▶ [Work task] Below are some records. Copy every line in them that holds "header".

▶ [Dataset records]
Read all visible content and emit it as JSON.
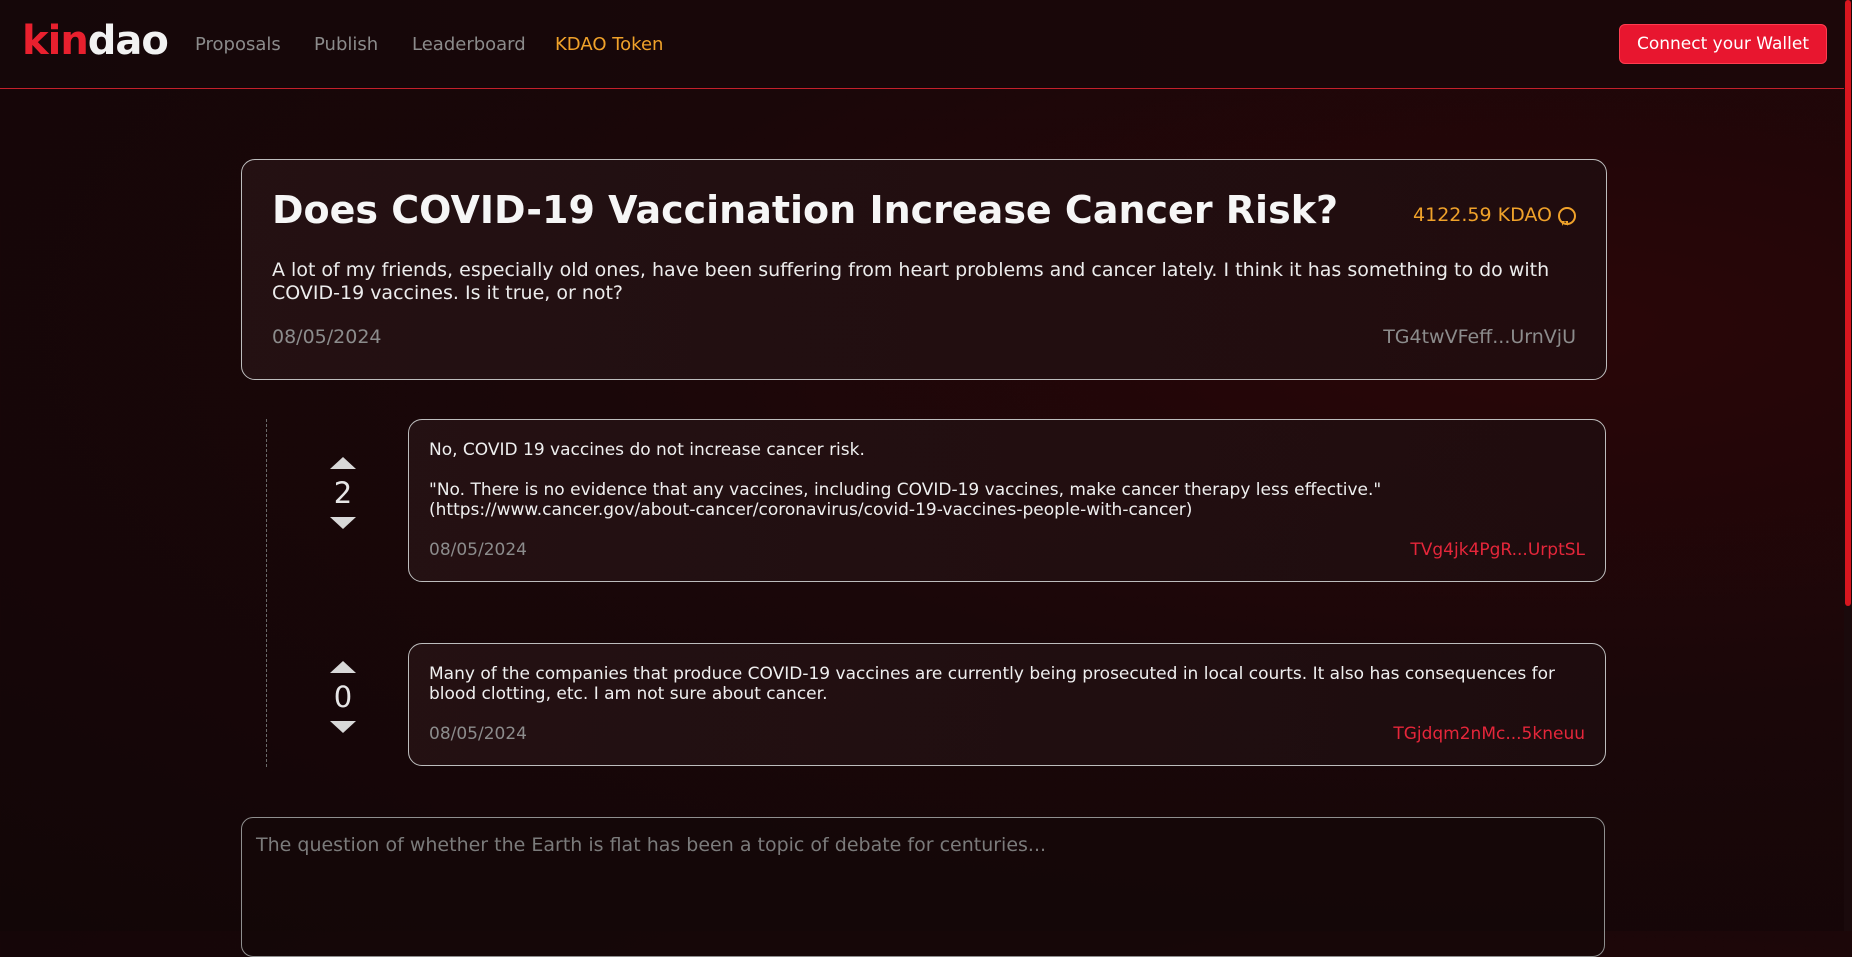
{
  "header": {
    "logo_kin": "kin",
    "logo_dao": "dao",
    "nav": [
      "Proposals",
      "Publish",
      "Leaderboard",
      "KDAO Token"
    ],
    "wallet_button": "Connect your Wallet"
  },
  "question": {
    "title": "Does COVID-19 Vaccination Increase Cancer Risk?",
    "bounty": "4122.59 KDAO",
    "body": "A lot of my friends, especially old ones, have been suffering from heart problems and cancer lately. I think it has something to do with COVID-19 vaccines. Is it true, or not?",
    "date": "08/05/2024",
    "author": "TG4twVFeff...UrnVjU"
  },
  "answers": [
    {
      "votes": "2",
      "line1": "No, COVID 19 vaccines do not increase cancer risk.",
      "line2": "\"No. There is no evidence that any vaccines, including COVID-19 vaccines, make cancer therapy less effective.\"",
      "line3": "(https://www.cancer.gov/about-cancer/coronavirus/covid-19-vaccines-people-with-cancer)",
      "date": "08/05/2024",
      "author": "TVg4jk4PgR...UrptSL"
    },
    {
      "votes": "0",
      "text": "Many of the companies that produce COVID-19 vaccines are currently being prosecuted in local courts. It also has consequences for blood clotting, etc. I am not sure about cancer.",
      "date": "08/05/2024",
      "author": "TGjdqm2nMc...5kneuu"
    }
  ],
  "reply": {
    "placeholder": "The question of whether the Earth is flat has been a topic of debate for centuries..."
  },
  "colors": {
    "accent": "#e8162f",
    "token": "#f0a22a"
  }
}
* * *
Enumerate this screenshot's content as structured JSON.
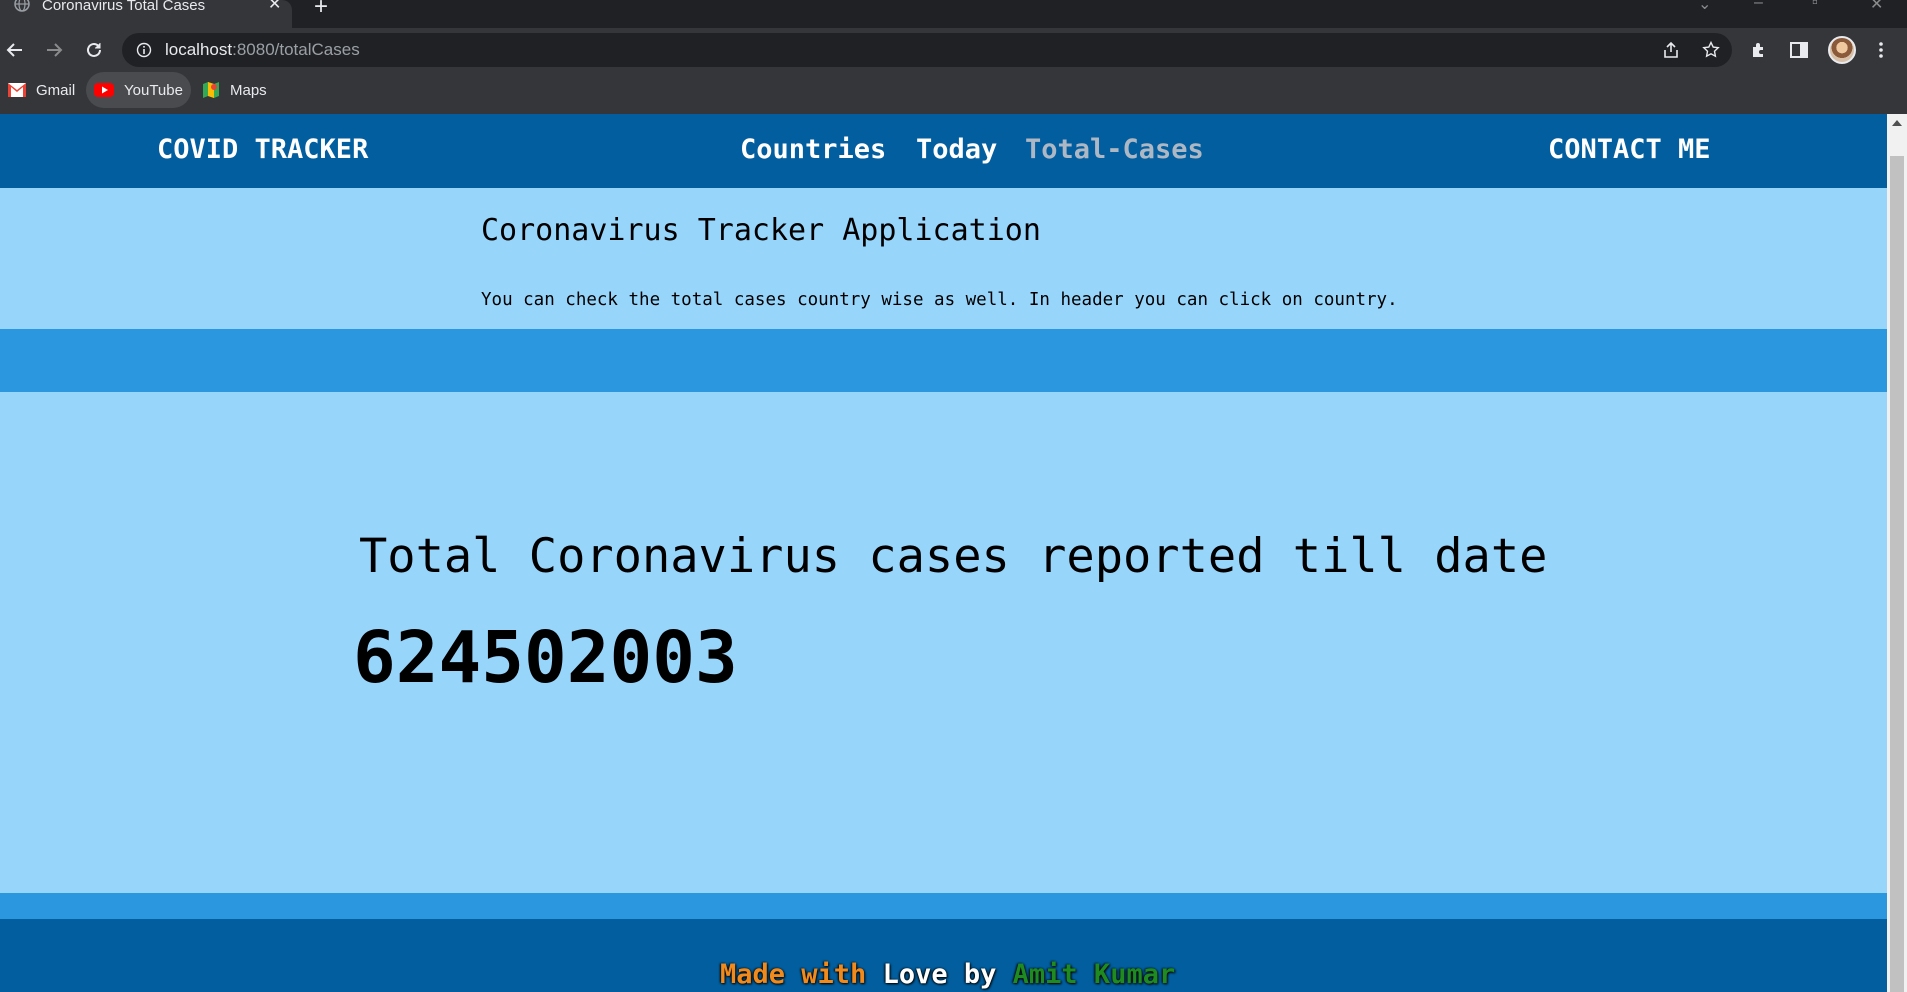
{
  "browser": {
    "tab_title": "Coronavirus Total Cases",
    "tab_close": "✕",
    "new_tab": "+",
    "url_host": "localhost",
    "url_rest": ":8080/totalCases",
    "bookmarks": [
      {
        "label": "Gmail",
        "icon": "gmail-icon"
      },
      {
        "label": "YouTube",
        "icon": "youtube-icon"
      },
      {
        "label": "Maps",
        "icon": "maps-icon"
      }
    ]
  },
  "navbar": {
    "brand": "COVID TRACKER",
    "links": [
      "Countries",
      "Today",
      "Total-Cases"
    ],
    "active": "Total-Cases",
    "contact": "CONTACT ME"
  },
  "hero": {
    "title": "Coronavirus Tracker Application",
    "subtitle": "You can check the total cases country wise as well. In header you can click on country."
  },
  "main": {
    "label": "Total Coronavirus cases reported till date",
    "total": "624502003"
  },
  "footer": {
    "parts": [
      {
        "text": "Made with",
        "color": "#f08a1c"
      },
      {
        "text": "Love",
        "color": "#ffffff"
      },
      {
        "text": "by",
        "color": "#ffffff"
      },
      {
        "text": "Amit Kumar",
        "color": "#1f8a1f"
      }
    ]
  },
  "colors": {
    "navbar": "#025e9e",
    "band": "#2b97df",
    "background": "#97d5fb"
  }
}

▶ [Response]
  "header": {
    "subtitle": "You can check the total cases country wise as well. In header you can click on country."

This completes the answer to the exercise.